Task -
Tally the lines below that contain "document". The number is the whole answer.

Data provided -
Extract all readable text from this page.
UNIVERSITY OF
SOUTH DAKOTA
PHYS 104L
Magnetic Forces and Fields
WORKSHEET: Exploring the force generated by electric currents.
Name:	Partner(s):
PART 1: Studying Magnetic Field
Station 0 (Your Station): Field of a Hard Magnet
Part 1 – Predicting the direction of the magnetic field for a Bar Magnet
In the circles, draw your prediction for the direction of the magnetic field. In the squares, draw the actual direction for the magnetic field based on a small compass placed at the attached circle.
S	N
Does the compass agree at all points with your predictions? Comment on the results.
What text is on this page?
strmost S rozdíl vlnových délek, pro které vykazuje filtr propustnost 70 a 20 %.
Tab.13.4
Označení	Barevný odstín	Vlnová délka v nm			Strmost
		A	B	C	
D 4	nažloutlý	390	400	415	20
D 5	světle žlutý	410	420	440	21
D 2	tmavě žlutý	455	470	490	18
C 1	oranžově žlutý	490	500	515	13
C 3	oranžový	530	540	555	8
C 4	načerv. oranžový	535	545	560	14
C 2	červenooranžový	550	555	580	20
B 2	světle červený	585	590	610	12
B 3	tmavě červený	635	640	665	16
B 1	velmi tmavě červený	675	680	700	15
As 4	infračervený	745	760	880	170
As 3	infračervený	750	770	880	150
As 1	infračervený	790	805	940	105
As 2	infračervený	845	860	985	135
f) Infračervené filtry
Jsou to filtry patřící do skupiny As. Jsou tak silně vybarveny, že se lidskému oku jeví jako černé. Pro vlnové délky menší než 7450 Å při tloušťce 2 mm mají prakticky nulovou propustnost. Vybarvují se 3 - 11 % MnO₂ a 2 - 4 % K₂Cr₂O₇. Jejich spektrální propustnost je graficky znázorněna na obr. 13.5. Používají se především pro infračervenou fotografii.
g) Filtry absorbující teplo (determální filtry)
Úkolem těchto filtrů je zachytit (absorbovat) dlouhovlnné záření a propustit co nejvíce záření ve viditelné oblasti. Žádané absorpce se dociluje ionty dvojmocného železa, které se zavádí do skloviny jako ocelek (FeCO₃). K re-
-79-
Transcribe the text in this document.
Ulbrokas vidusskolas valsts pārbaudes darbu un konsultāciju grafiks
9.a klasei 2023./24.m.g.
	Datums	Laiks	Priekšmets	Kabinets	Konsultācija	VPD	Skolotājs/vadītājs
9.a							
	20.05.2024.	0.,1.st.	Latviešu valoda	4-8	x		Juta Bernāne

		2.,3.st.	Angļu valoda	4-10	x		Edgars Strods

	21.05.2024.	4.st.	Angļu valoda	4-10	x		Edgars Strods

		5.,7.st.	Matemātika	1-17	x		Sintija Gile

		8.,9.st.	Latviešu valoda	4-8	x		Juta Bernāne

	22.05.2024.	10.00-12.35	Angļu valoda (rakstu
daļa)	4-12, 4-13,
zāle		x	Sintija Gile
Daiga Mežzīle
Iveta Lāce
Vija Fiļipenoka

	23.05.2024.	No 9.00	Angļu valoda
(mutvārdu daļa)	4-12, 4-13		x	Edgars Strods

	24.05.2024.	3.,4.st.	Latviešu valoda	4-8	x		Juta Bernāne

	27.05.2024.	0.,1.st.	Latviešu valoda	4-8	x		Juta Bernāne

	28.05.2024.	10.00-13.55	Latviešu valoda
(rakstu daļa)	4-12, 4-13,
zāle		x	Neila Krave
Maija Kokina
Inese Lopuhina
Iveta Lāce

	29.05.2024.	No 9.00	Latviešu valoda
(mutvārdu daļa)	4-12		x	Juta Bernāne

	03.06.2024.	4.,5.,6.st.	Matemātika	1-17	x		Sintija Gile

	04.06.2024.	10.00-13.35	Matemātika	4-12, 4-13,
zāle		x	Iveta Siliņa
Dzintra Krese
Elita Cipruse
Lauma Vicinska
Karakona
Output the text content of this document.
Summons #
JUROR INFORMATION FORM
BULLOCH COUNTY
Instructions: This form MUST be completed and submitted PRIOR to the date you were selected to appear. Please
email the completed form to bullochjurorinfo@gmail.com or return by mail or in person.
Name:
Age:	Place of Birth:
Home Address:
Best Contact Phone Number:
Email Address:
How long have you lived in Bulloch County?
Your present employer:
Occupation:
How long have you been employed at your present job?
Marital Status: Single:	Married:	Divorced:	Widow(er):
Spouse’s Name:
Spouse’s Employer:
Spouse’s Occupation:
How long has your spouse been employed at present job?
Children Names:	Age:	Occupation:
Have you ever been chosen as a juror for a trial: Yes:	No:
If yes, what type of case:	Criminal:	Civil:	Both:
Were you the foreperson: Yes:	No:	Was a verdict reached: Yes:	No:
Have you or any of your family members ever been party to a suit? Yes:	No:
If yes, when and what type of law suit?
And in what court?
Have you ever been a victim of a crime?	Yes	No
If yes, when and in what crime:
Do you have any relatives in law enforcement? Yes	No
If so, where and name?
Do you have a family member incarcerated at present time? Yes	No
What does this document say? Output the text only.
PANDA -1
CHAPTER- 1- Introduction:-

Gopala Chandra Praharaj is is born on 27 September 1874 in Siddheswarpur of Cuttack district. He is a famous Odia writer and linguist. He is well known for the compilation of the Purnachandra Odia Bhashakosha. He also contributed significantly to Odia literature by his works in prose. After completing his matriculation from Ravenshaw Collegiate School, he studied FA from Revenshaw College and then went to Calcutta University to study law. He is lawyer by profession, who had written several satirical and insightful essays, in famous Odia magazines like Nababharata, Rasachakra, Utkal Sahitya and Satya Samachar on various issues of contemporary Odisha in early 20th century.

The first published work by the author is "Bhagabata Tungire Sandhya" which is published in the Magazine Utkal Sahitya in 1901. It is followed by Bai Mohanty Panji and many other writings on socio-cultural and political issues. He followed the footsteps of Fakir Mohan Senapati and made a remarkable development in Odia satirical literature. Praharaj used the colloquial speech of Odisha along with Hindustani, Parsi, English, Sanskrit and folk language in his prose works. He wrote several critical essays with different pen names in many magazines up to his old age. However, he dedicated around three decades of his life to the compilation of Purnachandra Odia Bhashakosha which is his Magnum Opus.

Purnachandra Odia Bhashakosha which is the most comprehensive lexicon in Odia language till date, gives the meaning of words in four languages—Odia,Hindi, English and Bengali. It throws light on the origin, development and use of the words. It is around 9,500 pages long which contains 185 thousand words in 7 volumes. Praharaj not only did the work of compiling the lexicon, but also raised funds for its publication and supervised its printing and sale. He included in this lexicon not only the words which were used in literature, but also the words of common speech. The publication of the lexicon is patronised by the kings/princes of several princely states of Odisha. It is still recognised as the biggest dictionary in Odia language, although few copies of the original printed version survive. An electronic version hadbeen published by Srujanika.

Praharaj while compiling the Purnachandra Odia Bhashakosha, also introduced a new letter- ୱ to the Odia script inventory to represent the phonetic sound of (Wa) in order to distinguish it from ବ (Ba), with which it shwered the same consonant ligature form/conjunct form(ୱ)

Completed task -
3